*Records provided*

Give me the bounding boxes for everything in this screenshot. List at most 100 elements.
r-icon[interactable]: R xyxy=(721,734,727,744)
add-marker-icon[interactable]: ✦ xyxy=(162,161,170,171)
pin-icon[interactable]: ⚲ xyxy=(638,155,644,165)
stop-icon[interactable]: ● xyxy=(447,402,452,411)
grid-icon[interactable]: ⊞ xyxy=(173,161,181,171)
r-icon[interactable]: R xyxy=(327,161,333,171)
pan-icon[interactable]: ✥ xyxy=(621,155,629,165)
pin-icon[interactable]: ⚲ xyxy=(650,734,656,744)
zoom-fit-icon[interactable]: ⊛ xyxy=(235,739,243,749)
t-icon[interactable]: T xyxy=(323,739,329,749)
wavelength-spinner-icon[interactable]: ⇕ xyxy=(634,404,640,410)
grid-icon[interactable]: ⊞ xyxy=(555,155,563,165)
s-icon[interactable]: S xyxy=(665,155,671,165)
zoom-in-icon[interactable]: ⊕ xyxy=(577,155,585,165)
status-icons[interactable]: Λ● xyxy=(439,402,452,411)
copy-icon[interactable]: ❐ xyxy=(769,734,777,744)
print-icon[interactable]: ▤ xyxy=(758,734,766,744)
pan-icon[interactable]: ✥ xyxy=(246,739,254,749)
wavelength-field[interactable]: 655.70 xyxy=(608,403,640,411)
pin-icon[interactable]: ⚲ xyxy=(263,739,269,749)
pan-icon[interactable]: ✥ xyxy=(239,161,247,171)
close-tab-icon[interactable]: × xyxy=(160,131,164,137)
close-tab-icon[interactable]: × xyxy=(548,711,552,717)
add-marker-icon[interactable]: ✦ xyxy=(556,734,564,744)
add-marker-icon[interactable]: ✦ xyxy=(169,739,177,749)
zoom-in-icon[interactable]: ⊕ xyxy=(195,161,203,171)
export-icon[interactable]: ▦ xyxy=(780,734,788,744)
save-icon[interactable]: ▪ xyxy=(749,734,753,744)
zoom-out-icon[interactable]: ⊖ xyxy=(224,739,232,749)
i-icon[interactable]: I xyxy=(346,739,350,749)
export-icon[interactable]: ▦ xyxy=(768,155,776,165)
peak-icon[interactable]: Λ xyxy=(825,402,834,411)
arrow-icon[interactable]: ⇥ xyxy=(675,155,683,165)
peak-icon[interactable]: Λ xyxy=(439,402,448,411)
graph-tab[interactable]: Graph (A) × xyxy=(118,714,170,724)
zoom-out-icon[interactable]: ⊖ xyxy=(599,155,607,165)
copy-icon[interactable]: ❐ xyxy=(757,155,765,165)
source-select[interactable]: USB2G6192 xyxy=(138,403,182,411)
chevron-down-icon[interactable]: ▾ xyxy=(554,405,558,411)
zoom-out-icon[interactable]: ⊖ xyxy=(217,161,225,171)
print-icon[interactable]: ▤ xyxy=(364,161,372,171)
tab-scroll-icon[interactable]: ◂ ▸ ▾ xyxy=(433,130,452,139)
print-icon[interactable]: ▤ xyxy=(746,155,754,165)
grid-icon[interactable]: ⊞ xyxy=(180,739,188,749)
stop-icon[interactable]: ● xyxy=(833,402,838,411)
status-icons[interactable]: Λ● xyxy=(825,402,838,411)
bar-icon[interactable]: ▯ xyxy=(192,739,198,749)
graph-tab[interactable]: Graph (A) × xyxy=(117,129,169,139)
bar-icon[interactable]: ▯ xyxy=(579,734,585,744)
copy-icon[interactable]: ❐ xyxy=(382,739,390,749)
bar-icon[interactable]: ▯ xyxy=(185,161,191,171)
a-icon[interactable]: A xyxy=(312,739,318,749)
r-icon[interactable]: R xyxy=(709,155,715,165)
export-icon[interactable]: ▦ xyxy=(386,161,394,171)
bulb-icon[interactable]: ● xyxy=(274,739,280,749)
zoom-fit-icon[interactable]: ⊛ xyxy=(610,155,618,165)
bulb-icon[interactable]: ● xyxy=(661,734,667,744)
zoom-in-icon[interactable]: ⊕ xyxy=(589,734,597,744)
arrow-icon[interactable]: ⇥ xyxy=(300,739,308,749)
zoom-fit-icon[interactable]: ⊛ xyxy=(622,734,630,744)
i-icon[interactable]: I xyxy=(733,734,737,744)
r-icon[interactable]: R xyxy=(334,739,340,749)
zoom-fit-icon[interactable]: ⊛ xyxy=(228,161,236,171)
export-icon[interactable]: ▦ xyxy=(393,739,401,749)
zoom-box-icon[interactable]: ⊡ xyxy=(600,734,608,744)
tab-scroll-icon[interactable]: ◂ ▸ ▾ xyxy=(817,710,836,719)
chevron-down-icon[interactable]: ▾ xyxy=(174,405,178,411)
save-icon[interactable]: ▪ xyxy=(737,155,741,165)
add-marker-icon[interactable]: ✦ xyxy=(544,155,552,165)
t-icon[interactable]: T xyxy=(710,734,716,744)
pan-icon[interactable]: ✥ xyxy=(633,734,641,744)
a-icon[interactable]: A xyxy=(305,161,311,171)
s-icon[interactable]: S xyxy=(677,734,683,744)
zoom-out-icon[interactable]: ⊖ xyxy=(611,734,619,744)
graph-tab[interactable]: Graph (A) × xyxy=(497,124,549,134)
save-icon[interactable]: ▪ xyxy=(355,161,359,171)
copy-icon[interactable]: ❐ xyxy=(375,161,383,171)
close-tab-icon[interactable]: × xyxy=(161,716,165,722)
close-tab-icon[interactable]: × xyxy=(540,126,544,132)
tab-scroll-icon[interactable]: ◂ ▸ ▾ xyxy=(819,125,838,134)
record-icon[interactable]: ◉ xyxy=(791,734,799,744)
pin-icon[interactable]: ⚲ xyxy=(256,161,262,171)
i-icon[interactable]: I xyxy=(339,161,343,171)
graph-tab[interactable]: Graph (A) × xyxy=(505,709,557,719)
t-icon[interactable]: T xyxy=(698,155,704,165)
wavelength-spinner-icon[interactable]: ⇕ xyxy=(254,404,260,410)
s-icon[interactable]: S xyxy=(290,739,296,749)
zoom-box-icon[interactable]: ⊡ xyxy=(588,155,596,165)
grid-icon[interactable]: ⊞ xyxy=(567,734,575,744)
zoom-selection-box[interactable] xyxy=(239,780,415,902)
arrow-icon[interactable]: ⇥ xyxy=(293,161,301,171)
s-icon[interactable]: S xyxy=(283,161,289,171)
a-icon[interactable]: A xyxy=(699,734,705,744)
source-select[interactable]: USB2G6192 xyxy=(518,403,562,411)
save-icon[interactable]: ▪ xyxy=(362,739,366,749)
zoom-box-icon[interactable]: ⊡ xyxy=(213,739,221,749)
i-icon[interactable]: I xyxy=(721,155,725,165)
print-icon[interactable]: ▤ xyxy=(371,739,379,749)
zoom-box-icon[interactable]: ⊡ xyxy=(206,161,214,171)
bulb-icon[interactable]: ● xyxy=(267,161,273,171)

*Requirements*
Lay out every line of the items above as a numbered list, skipping any blank lines.

*The response*
1. Give me the bounding boxes for everything in this screenshot. List at most 100 elements.
2. r-icon[interactable]: R xyxy=(721,734,727,744)
3. add-marker-icon[interactable]: ✦ xyxy=(162,161,170,171)
4. pin-icon[interactable]: ⚲ xyxy=(638,155,644,165)
5. stop-icon[interactable]: ● xyxy=(447,402,452,411)
6. grid-icon[interactable]: ⊞ xyxy=(173,161,181,171)
7. r-icon[interactable]: R xyxy=(327,161,333,171)
8. pan-icon[interactable]: ✥ xyxy=(621,155,629,165)
9. pin-icon[interactable]: ⚲ xyxy=(650,734,656,744)
10. zoom-fit-icon[interactable]: ⊛ xyxy=(235,739,243,749)
11. t-icon[interactable]: T xyxy=(323,739,329,749)
12. wavelength-spinner-icon[interactable]: ⇕ xyxy=(634,404,640,410)
13. grid-icon[interactable]: ⊞ xyxy=(555,155,563,165)
14. s-icon[interactable]: S xyxy=(665,155,671,165)
15. zoom-in-icon[interactable]: ⊕ xyxy=(577,155,585,165)
16. status-icons[interactable]: Λ● xyxy=(439,402,452,411)
17. copy-icon[interactable]: ❐ xyxy=(769,734,777,744)
18. print-icon[interactable]: ▤ xyxy=(758,734,766,744)
19. pan-icon[interactable]: ✥ xyxy=(246,739,254,749)
20. wavelength-field[interactable]: 655.70 xyxy=(608,403,640,411)
21. pin-icon[interactable]: ⚲ xyxy=(263,739,269,749)
22. pan-icon[interactable]: ✥ xyxy=(239,161,247,171)
23. close-tab-icon[interactable]: × xyxy=(160,131,164,137)
24. close-tab-icon[interactable]: × xyxy=(548,711,552,717)
25. add-marker-icon[interactable]: ✦ xyxy=(556,734,564,744)
26. add-marker-icon[interactable]: ✦ xyxy=(169,739,177,749)
27. zoom-in-icon[interactable]: ⊕ xyxy=(195,161,203,171)
28. export-icon[interactable]: ▦ xyxy=(780,734,788,744)
29. save-icon[interactable]: ▪ xyxy=(749,734,753,744)
30. zoom-out-icon[interactable]: ⊖ xyxy=(224,739,232,749)
31. i-icon[interactable]: I xyxy=(346,739,350,749)
32. export-icon[interactable]: ▦ xyxy=(768,155,776,165)
33. peak-icon[interactable]: Λ xyxy=(825,402,834,411)
34. arrow-icon[interactable]: ⇥ xyxy=(675,155,683,165)
35. peak-icon[interactable]: Λ xyxy=(439,402,448,411)
36. graph-tab[interactable]: Graph (A) × xyxy=(118,714,170,724)
37. zoom-out-icon[interactable]: ⊖ xyxy=(599,155,607,165)
38. copy-icon[interactable]: ❐ xyxy=(757,155,765,165)
39. source-select[interactable]: USB2G6192 xyxy=(138,403,182,411)
40. chevron-down-icon[interactable]: ▾ xyxy=(554,405,558,411)
41. zoom-out-icon[interactable]: ⊖ xyxy=(217,161,225,171)
42. print-icon[interactable]: ▤ xyxy=(364,161,372,171)
43. tab-scroll-icon[interactable]: ◂ ▸ ▾ xyxy=(433,130,452,139)
44. print-icon[interactable]: ▤ xyxy=(746,155,754,165)
45. grid-icon[interactable]: ⊞ xyxy=(180,739,188,749)
46. stop-icon[interactable]: ● xyxy=(833,402,838,411)
47. status-icons[interactable]: Λ● xyxy=(825,402,838,411)
48. bar-icon[interactable]: ▯ xyxy=(192,739,198,749)
49. graph-tab[interactable]: Graph (A) × xyxy=(117,129,169,139)
50. bar-icon[interactable]: ▯ xyxy=(579,734,585,744)
51. copy-icon[interactable]: ❐ xyxy=(382,739,390,749)
52. bar-icon[interactable]: ▯ xyxy=(185,161,191,171)
53. a-icon[interactable]: A xyxy=(312,739,318,749)
54. r-icon[interactable]: R xyxy=(709,155,715,165)
55. export-icon[interactable]: ▦ xyxy=(386,161,394,171)
56. bulb-icon[interactable]: ● xyxy=(274,739,280,749)
57. zoom-fit-icon[interactable]: ⊛ xyxy=(610,155,618,165)
58. bulb-icon[interactable]: ● xyxy=(661,734,667,744)
59. zoom-in-icon[interactable]: ⊕ xyxy=(589,734,597,744)
60. arrow-icon[interactable]: ⇥ xyxy=(300,739,308,749)
61. zoom-fit-icon[interactable]: ⊛ xyxy=(622,734,630,744)
62. i-icon[interactable]: I xyxy=(733,734,737,744)
63. r-icon[interactable]: R xyxy=(334,739,340,749)
64. zoom-fit-icon[interactable]: ⊛ xyxy=(228,161,236,171)
65. export-icon[interactable]: ▦ xyxy=(393,739,401,749)
66. zoom-box-icon[interactable]: ⊡ xyxy=(600,734,608,744)
67. tab-scroll-icon[interactable]: ◂ ▸ ▾ xyxy=(817,710,836,719)
68. chevron-down-icon[interactable]: ▾ xyxy=(174,405,178,411)
69. save-icon[interactable]: ▪ xyxy=(737,155,741,165)
70. add-marker-icon[interactable]: ✦ xyxy=(544,155,552,165)
71. t-icon[interactable]: T xyxy=(710,734,716,744)
72. pan-icon[interactable]: ✥ xyxy=(633,734,641,744)
73. a-icon[interactable]: A xyxy=(305,161,311,171)
74. s-icon[interactable]: S xyxy=(677,734,683,744)
75. zoom-out-icon[interactable]: ⊖ xyxy=(611,734,619,744)
76. graph-tab[interactable]: Graph (A) × xyxy=(497,124,549,134)
77. save-icon[interactable]: ▪ xyxy=(355,161,359,171)
78. copy-icon[interactable]: ❐ xyxy=(375,161,383,171)
79. close-tab-icon[interactable]: × xyxy=(161,716,165,722)
80. close-tab-icon[interactable]: × xyxy=(540,126,544,132)
81. tab-scroll-icon[interactable]: ◂ ▸ ▾ xyxy=(819,125,838,134)
82. record-icon[interactable]: ◉ xyxy=(791,734,799,744)
83. pin-icon[interactable]: ⚲ xyxy=(256,161,262,171)
84. i-icon[interactable]: I xyxy=(339,161,343,171)
85. graph-tab[interactable]: Graph (A) × xyxy=(505,709,557,719)
86. t-icon[interactable]: T xyxy=(698,155,704,165)
87. wavelength-spinner-icon[interactable]: ⇕ xyxy=(254,404,260,410)
88. s-icon[interactable]: S xyxy=(290,739,296,749)
89. zoom-box-icon[interactable]: ⊡ xyxy=(588,155,596,165)
90. grid-icon[interactable]: ⊞ xyxy=(567,734,575,744)
91. zoom-selection-box[interactable] xyxy=(239,780,415,902)
92. arrow-icon[interactable]: ⇥ xyxy=(293,161,301,171)
93. s-icon[interactable]: S xyxy=(283,161,289,171)
94. a-icon[interactable]: A xyxy=(699,734,705,744)
95. source-select[interactable]: USB2G6192 xyxy=(518,403,562,411)
96. save-icon[interactable]: ▪ xyxy=(362,739,366,749)
97. zoom-box-icon[interactable]: ⊡ xyxy=(213,739,221,749)
98. i-icon[interactable]: I xyxy=(721,155,725,165)
99. print-icon[interactable]: ▤ xyxy=(371,739,379,749)
100. zoom-box-icon[interactable]: ⊡ xyxy=(206,161,214,171)
101. bulb-icon[interactable]: ● xyxy=(267,161,273,171)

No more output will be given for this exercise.